Source records start

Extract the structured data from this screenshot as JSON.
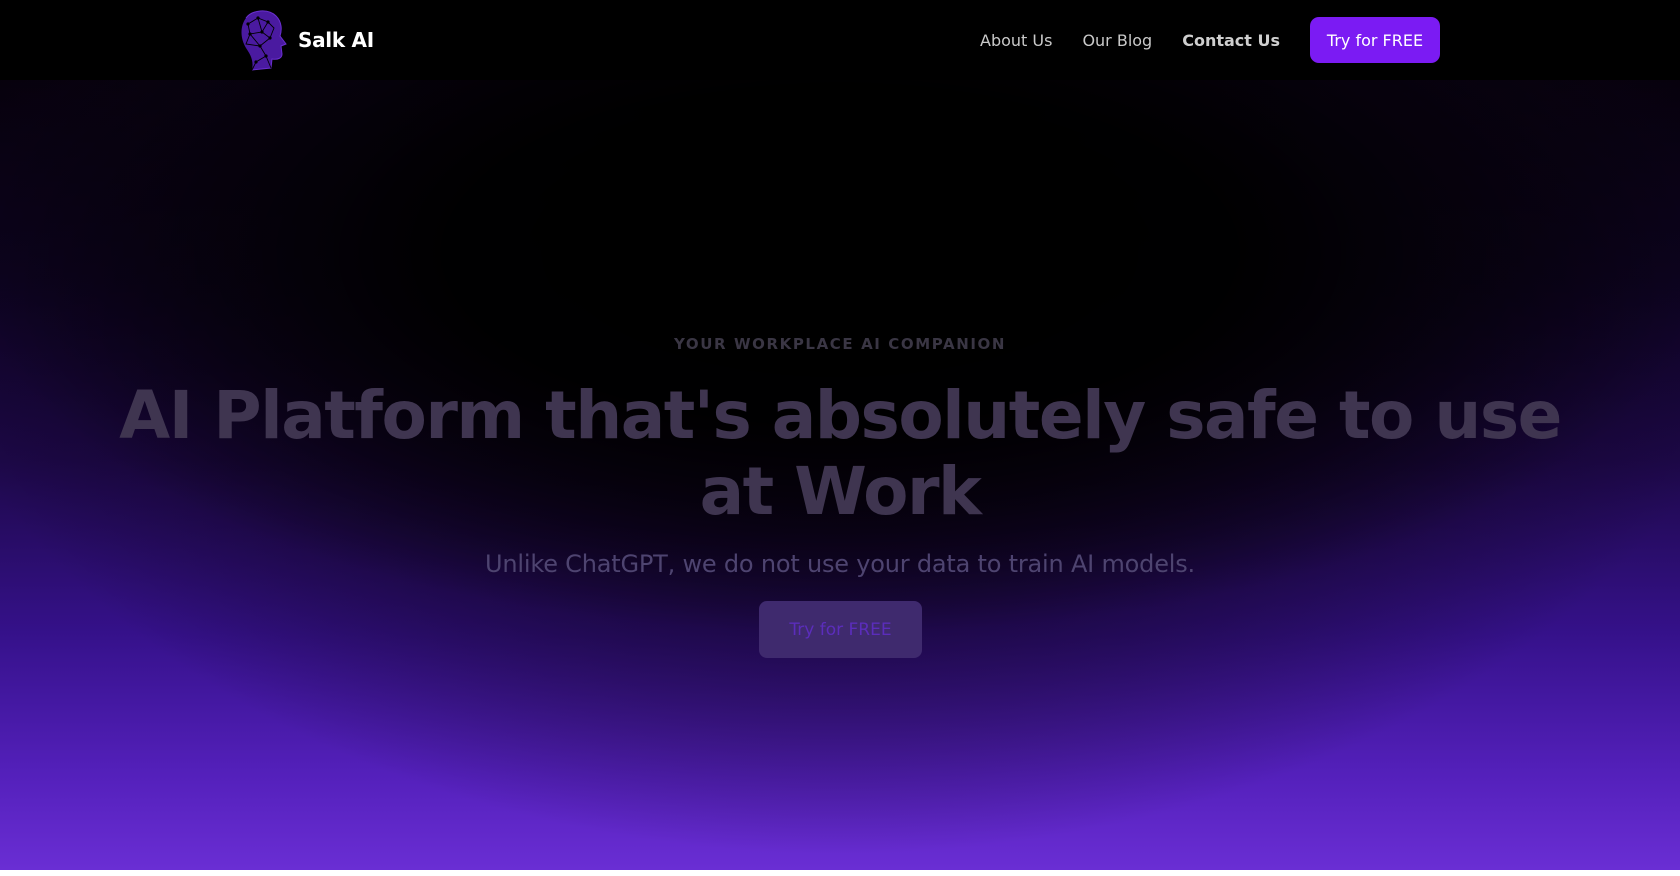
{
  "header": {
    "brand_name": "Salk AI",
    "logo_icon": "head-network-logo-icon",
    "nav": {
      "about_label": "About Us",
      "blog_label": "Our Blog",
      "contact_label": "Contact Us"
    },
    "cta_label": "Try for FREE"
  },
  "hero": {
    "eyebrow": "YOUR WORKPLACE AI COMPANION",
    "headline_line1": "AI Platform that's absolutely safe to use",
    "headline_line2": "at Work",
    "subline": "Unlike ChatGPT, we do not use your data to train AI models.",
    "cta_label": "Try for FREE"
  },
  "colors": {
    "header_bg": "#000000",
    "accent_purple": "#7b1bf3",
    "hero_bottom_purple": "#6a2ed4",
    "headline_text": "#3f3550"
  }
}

Source records end

**Aim**
Write out the entries above word for word. Do not include the pictures.

**Final result**
Extract the structured data from this screenshot as JSON.
{
  "header": {
    "brand_name": "Salk AI",
    "logo_icon": "head-network-logo-icon",
    "nav": {
      "about_label": "About Us",
      "blog_label": "Our Blog",
      "contact_label": "Contact Us"
    },
    "cta_label": "Try for FREE"
  },
  "hero": {
    "eyebrow": "YOUR WORKPLACE AI COMPANION",
    "headline_line1": "AI Platform that's absolutely safe to use",
    "headline_line2": "at Work",
    "subline": "Unlike ChatGPT, we do not use your data to train AI models.",
    "cta_label": "Try for FREE"
  },
  "colors": {
    "header_bg": "#000000",
    "accent_purple": "#7b1bf3",
    "hero_bottom_purple": "#6a2ed4",
    "headline_text": "#3f3550"
  }
}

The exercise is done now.